__RECORDED DATA__.
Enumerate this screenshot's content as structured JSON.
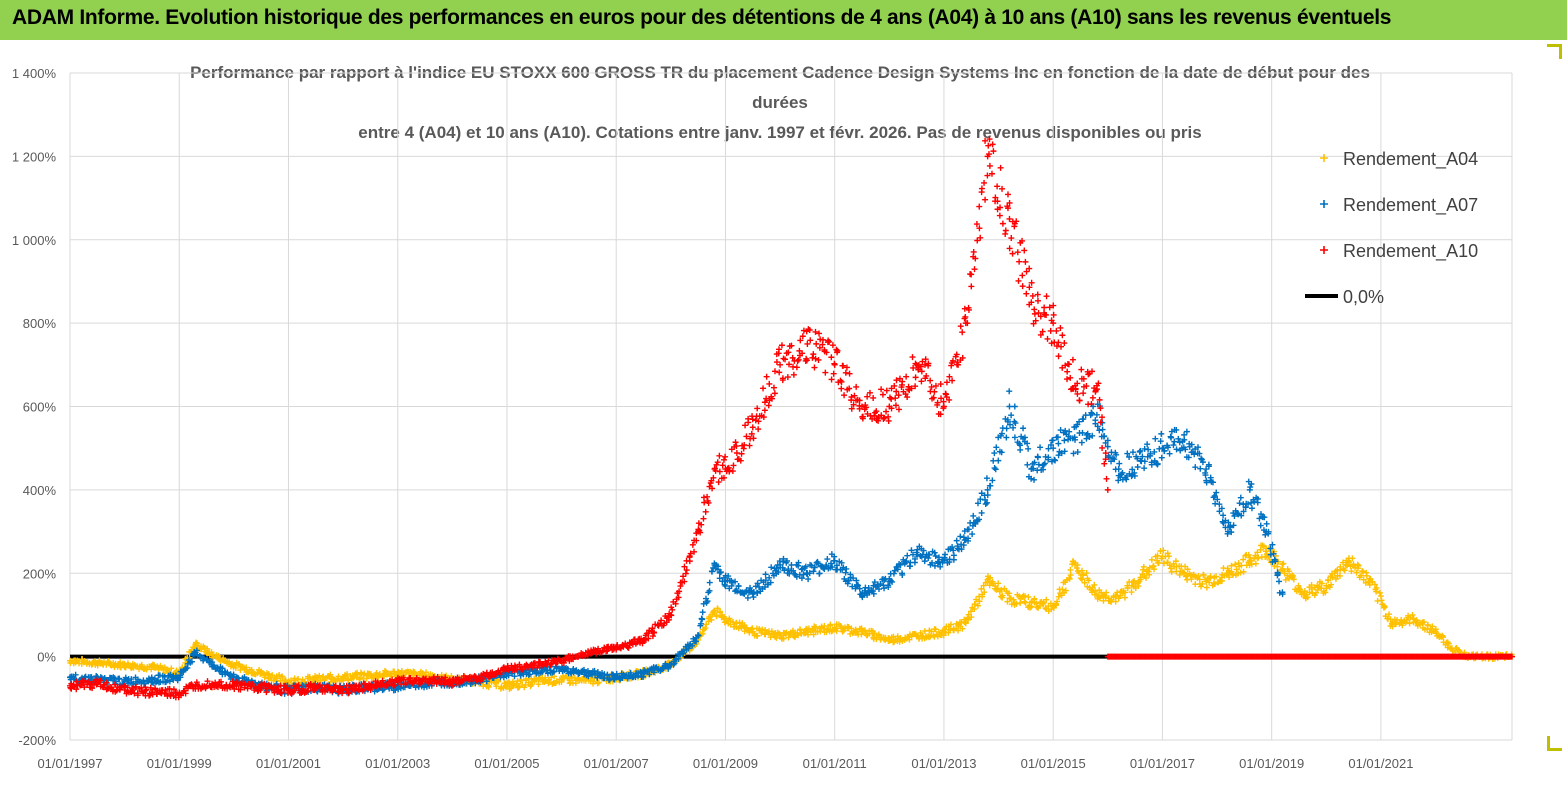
{
  "banner": {
    "title": "ADAM Informe. Evolution historique des performances en euros pour des détentions de 4 ans (A04) à 10 ans (A10) sans les revenus éventuels",
    "color": "#92d050"
  },
  "chart_data": {
    "type": "scatter",
    "title_lines": [
      "Performance par rapport à l'indice EU STOXX 600 GROSS TR  du placement Cadence Design Systems Inc en fonction de la date de début pour des",
      "durées",
      "entre 4 (A04) et 10 ans (A10).  Cotations entre janv. 1997 et févr.  2026. Pas de revenus disponibles ou pris"
    ],
    "y_ticks": [
      "1 400%",
      "1 200%",
      "1 000%",
      "800%",
      "600%",
      "400%",
      "200%",
      "0%",
      "-200%"
    ],
    "x_ticks": [
      "01/01/1997",
      "01/01/1999",
      "01/01/2001",
      "01/01/2003",
      "01/01/2005",
      "01/01/2007",
      "01/01/2009",
      "01/01/2011",
      "01/01/2013",
      "01/01/2015",
      "01/01/2017",
      "01/01/2019",
      "01/01/2021"
    ],
    "ylim": [
      -200,
      1400
    ],
    "xlim": [
      1997.0,
      2023.4
    ],
    "grid": true,
    "legend_position": "top-right",
    "series": [
      {
        "name": "Rendement_A04",
        "color": "#ffc000",
        "x": [
          1997.0,
          1997.5,
          1998.0,
          1998.5,
          1999.0,
          1999.3,
          1999.6,
          2000.0,
          2000.5,
          2001.0,
          2001.5,
          2002.0,
          2002.5,
          2003.0,
          2003.5,
          2004.0,
          2004.5,
          2005.0,
          2005.5,
          2006.0,
          2006.5,
          2007.0,
          2007.5,
          2008.0,
          2008.5,
          2008.8,
          2009.0,
          2009.5,
          2010.0,
          2010.5,
          2011.0,
          2011.5,
          2012.0,
          2012.5,
          2013.0,
          2013.4,
          2013.8,
          2014.2,
          2014.6,
          2015.0,
          2015.4,
          2015.8,
          2016.2,
          2016.6,
          2017.0,
          2017.4,
          2017.8,
          2018.2,
          2018.6,
          2018.9,
          2019.2,
          2019.6,
          2020.0,
          2020.4,
          2020.8,
          2021.2,
          2021.6,
          2022.0,
          2022.3,
          2022.6,
          2023.0,
          2023.4
        ],
        "y": [
          -10,
          -15,
          -20,
          -25,
          -40,
          30,
          5,
          -20,
          -40,
          -60,
          -55,
          -50,
          -45,
          -40,
          -45,
          -55,
          -60,
          -70,
          -60,
          -55,
          -58,
          -50,
          -40,
          -20,
          40,
          110,
          90,
          60,
          50,
          60,
          70,
          60,
          40,
          50,
          60,
          80,
          180,
          140,
          130,
          120,
          220,
          150,
          140,
          190,
          240,
          200,
          180,
          200,
          230,
          260,
          210,
          150,
          170,
          230,
          180,
          80,
          90,
          60,
          20,
          0,
          0,
          0
        ]
      },
      {
        "name": "Rendement_A07",
        "color": "#0070c0",
        "x": [
          1997.0,
          1997.5,
          1998.0,
          1998.5,
          1999.0,
          1999.3,
          1999.6,
          2000.0,
          2000.5,
          2001.0,
          2001.5,
          2002.0,
          2002.5,
          2003.0,
          2003.5,
          2004.0,
          2004.5,
          2005.0,
          2005.5,
          2006.0,
          2006.5,
          2007.0,
          2007.5,
          2008.0,
          2008.5,
          2008.8,
          2009.0,
          2009.5,
          2010.0,
          2010.5,
          2011.0,
          2011.5,
          2012.0,
          2012.5,
          2013.0,
          2013.4,
          2013.8,
          2014.2,
          2014.6,
          2015.0,
          2015.4,
          2015.8,
          2016.2,
          2016.6,
          2017.0,
          2017.4,
          2017.8,
          2018.2,
          2018.6,
          2018.9,
          2019.2
        ],
        "y": [
          -50,
          -55,
          -60,
          -55,
          -50,
          10,
          -20,
          -50,
          -70,
          -80,
          -75,
          -80,
          -75,
          -70,
          -65,
          -60,
          -55,
          -40,
          -35,
          -30,
          -40,
          -50,
          -40,
          -20,
          50,
          220,
          180,
          150,
          220,
          200,
          230,
          150,
          180,
          250,
          230,
          280,
          400,
          600,
          450,
          500,
          520,
          580,
          450,
          470,
          500,
          520,
          450,
          300,
          400,
          300,
          150
        ]
      },
      {
        "name": "Rendement_A10",
        "color": "#ff0000",
        "x": [
          1997.0,
          1997.5,
          1998.0,
          1998.5,
          1999.0,
          1999.3,
          1999.6,
          2000.0,
          2000.5,
          2001.0,
          2001.5,
          2002.0,
          2002.5,
          2003.0,
          2003.5,
          2004.0,
          2004.5,
          2005.0,
          2005.5,
          2006.0,
          2006.5,
          2007.0,
          2007.5,
          2008.0,
          2008.5,
          2008.8,
          2009.0,
          2009.5,
          2010.0,
          2010.5,
          2011.0,
          2011.5,
          2012.0,
          2012.5,
          2013.0,
          2013.4,
          2013.8,
          2014.2,
          2014.6,
          2015.0,
          2015.4,
          2015.8,
          2016.0
        ],
        "y": [
          -70,
          -65,
          -80,
          -85,
          -90,
          -70,
          -65,
          -70,
          -75,
          -80,
          -75,
          -80,
          -70,
          -60,
          -55,
          -60,
          -50,
          -30,
          -20,
          -10,
          10,
          20,
          40,
          100,
          300,
          450,
          450,
          550,
          700,
          750,
          700,
          600,
          600,
          700,
          600,
          800,
          1200,
          1050,
          850,
          800,
          650,
          650,
          400
        ]
      },
      {
        "name": "0,0%",
        "color": "#000000",
        "x": [
          1997.0,
          2016.0
        ],
        "y": [
          0,
          0
        ]
      }
    ]
  }
}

__TASK REQUIREMENTS__.
Leave out the pictures and give the rest of the records again exactly.

__CORRECT RESPONSE__.
Enumerate this screenshot's content as structured JSON.
{
  "banner": {
    "title": "ADAM Informe. Evolution historique des performances en euros pour des détentions de 4 ans (A04) à 10 ans (A10) sans les revenus éventuels",
    "color": "#92d050"
  },
  "chart_data": {
    "type": "scatter",
    "title_lines": [
      "Performance par rapport à l'indice EU STOXX 600 GROSS TR  du placement Cadence Design Systems Inc en fonction de la date de début pour des",
      "durées",
      "entre 4 (A04) et 10 ans (A10).  Cotations entre janv. 1997 et févr.  2026. Pas de revenus disponibles ou pris"
    ],
    "y_ticks": [
      "1 400%",
      "1 200%",
      "1 000%",
      "800%",
      "600%",
      "400%",
      "200%",
      "0%",
      "-200%"
    ],
    "x_ticks": [
      "01/01/1997",
      "01/01/1999",
      "01/01/2001",
      "01/01/2003",
      "01/01/2005",
      "01/01/2007",
      "01/01/2009",
      "01/01/2011",
      "01/01/2013",
      "01/01/2015",
      "01/01/2017",
      "01/01/2019",
      "01/01/2021"
    ],
    "ylim": [
      -200,
      1400
    ],
    "xlim": [
      1997.0,
      2023.4
    ],
    "grid": true,
    "legend_position": "top-right",
    "series": [
      {
        "name": "Rendement_A04",
        "color": "#ffc000",
        "x": [
          1997.0,
          1997.5,
          1998.0,
          1998.5,
          1999.0,
          1999.3,
          1999.6,
          2000.0,
          2000.5,
          2001.0,
          2001.5,
          2002.0,
          2002.5,
          2003.0,
          2003.5,
          2004.0,
          2004.5,
          2005.0,
          2005.5,
          2006.0,
          2006.5,
          2007.0,
          2007.5,
          2008.0,
          2008.5,
          2008.8,
          2009.0,
          2009.5,
          2010.0,
          2010.5,
          2011.0,
          2011.5,
          2012.0,
          2012.5,
          2013.0,
          2013.4,
          2013.8,
          2014.2,
          2014.6,
          2015.0,
          2015.4,
          2015.8,
          2016.2,
          2016.6,
          2017.0,
          2017.4,
          2017.8,
          2018.2,
          2018.6,
          2018.9,
          2019.2,
          2019.6,
          2020.0,
          2020.4,
          2020.8,
          2021.2,
          2021.6,
          2022.0,
          2022.3,
          2022.6,
          2023.0,
          2023.4
        ],
        "y": [
          -10,
          -15,
          -20,
          -25,
          -40,
          30,
          5,
          -20,
          -40,
          -60,
          -55,
          -50,
          -45,
          -40,
          -45,
          -55,
          -60,
          -70,
          -60,
          -55,
          -58,
          -50,
          -40,
          -20,
          40,
          110,
          90,
          60,
          50,
          60,
          70,
          60,
          40,
          50,
          60,
          80,
          180,
          140,
          130,
          120,
          220,
          150,
          140,
          190,
          240,
          200,
          180,
          200,
          230,
          260,
          210,
          150,
          170,
          230,
          180,
          80,
          90,
          60,
          20,
          0,
          0,
          0
        ]
      },
      {
        "name": "Rendement_A07",
        "color": "#0070c0",
        "x": [
          1997.0,
          1997.5,
          1998.0,
          1998.5,
          1999.0,
          1999.3,
          1999.6,
          2000.0,
          2000.5,
          2001.0,
          2001.5,
          2002.0,
          2002.5,
          2003.0,
          2003.5,
          2004.0,
          2004.5,
          2005.0,
          2005.5,
          2006.0,
          2006.5,
          2007.0,
          2007.5,
          2008.0,
          2008.5,
          2008.8,
          2009.0,
          2009.5,
          2010.0,
          2010.5,
          2011.0,
          2011.5,
          2012.0,
          2012.5,
          2013.0,
          2013.4,
          2013.8,
          2014.2,
          2014.6,
          2015.0,
          2015.4,
          2015.8,
          2016.2,
          2016.6,
          2017.0,
          2017.4,
          2017.8,
          2018.2,
          2018.6,
          2018.9,
          2019.2
        ],
        "y": [
          -50,
          -55,
          -60,
          -55,
          -50,
          10,
          -20,
          -50,
          -70,
          -80,
          -75,
          -80,
          -75,
          -70,
          -65,
          -60,
          -55,
          -40,
          -35,
          -30,
          -40,
          -50,
          -40,
          -20,
          50,
          220,
          180,
          150,
          220,
          200,
          230,
          150,
          180,
          250,
          230,
          280,
          400,
          600,
          450,
          500,
          520,
          580,
          450,
          470,
          500,
          520,
          450,
          300,
          400,
          300,
          150
        ]
      },
      {
        "name": "Rendement_A10",
        "color": "#ff0000",
        "x": [
          1997.0,
          1997.5,
          1998.0,
          1998.5,
          1999.0,
          1999.3,
          1999.6,
          2000.0,
          2000.5,
          2001.0,
          2001.5,
          2002.0,
          2002.5,
          2003.0,
          2003.5,
          2004.0,
          2004.5,
          2005.0,
          2005.5,
          2006.0,
          2006.5,
          2007.0,
          2007.5,
          2008.0,
          2008.5,
          2008.8,
          2009.0,
          2009.5,
          2010.0,
          2010.5,
          2011.0,
          2011.5,
          2012.0,
          2012.5,
          2013.0,
          2013.4,
          2013.8,
          2014.2,
          2014.6,
          2015.0,
          2015.4,
          2015.8,
          2016.0
        ],
        "y": [
          -70,
          -65,
          -80,
          -85,
          -90,
          -70,
          -65,
          -70,
          -75,
          -80,
          -75,
          -80,
          -70,
          -60,
          -55,
          -60,
          -50,
          -30,
          -20,
          -10,
          10,
          20,
          40,
          100,
          300,
          450,
          450,
          550,
          700,
          750,
          700,
          600,
          600,
          700,
          600,
          800,
          1200,
          1050,
          850,
          800,
          650,
          650,
          400
        ]
      },
      {
        "name": "0,0%",
        "color": "#000000",
        "x": [
          1997.0,
          2016.0
        ],
        "y": [
          0,
          0
        ]
      }
    ]
  }
}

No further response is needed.